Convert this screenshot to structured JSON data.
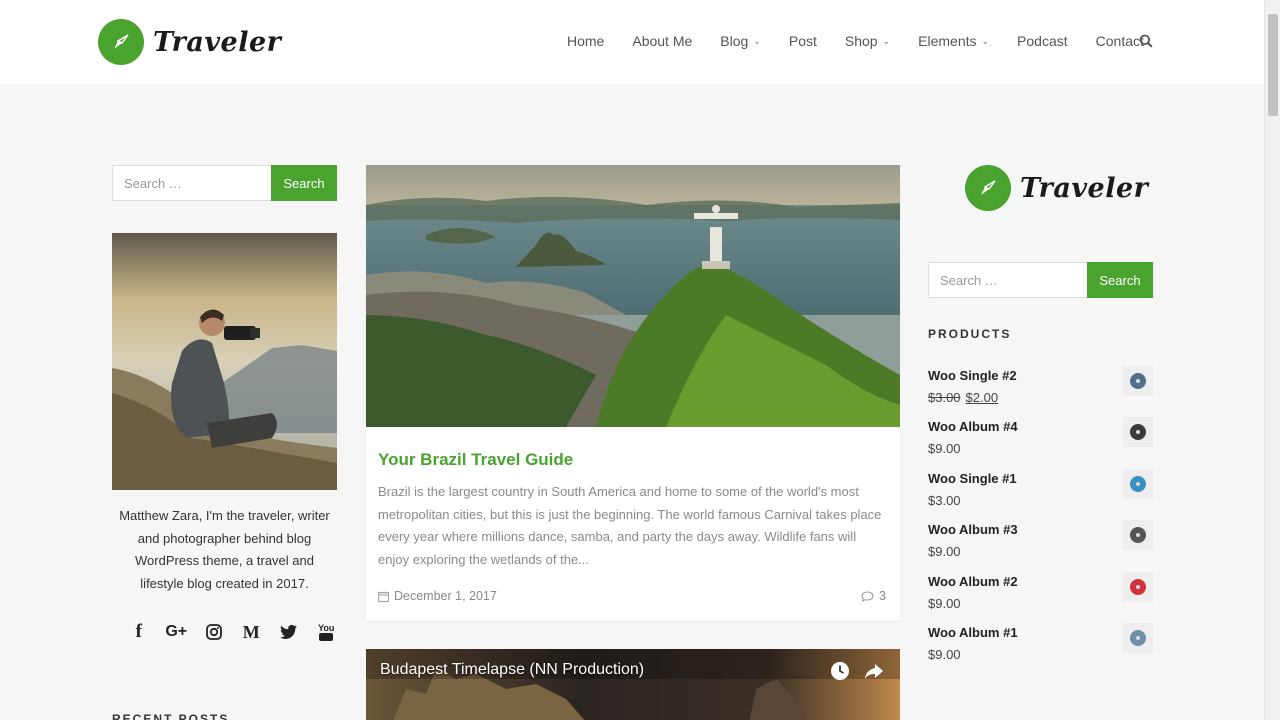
{
  "brand": {
    "name": "Traveler",
    "accent": "#4aa22f"
  },
  "nav": {
    "items": [
      {
        "label": "Home",
        "dropdown": false
      },
      {
        "label": "About Me",
        "dropdown": false
      },
      {
        "label": "Blog",
        "dropdown": true
      },
      {
        "label": "Post",
        "dropdown": false
      },
      {
        "label": "Shop",
        "dropdown": true
      },
      {
        "label": "Elements",
        "dropdown": true
      },
      {
        "label": "Podcast",
        "dropdown": false
      },
      {
        "label": "Contact",
        "dropdown": false
      }
    ],
    "search_icon": "search-icon"
  },
  "left_sidebar": {
    "search": {
      "placeholder": "Search …",
      "button": "Search"
    },
    "bio": "Matthew Zara, I'm the traveler, writer and photographer behind blog WordPress theme, a travel and lifestyle blog created in 2017.",
    "socials": [
      {
        "icon": "facebook-icon",
        "glyph": "f"
      },
      {
        "icon": "google-plus-icon",
        "glyph": "G+"
      },
      {
        "icon": "instagram-icon",
        "glyph": ""
      },
      {
        "icon": "medium-icon",
        "glyph": "M"
      },
      {
        "icon": "twitter-icon",
        "glyph": ""
      },
      {
        "icon": "youtube-icon",
        "glyph": "You"
      }
    ],
    "next_section_title": "RECENT POSTS"
  },
  "post": {
    "title": "Your Brazil Travel Guide",
    "excerpt": "Brazil is the largest country in South America and home to some of the world's most metropolitan cities, but this is just the beginning. The world famous Carnival takes place every year where millions dance, samba, and party the days away. Wildlife fans will enjoy exploring the wetlands of the...",
    "date": "December 1, 2017",
    "comments": "3"
  },
  "video": {
    "title": "Budapest Timelapse (NN Production)"
  },
  "right_sidebar": {
    "search": {
      "placeholder": "Search …",
      "button": "Search"
    },
    "products_title": "PRODUCTS",
    "products": [
      {
        "name": "Woo Single #2",
        "price": "$2.00",
        "old_price": "$3.00",
        "disc_color": "#4f6f8a"
      },
      {
        "name": "Woo Album #4",
        "price": "$9.00",
        "old_price": "",
        "disc_color": "#3a3a3a"
      },
      {
        "name": "Woo Single #1",
        "price": "$3.00",
        "old_price": "",
        "disc_color": "#3b8fc2"
      },
      {
        "name": "Woo Album #3",
        "price": "$9.00",
        "old_price": "",
        "disc_color": "#555555"
      },
      {
        "name": "Woo Album #2",
        "price": "$9.00",
        "old_price": "",
        "disc_color": "#d2333b"
      },
      {
        "name": "Woo Album #1",
        "price": "$9.00",
        "old_price": "",
        "disc_color": "#6d8fa8"
      }
    ]
  }
}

______

# What this task involves
Show every line from the listing above in which the string "name" appears.

# Written solution
    "name": "Traveler",
        "name": "Woo Single #2",
        "name": "Woo Album #4",
        "name": "Woo Single #1",
        "name": "Woo Album #3",
        "name": "Woo Album #2",
        "name": "Woo Album #1",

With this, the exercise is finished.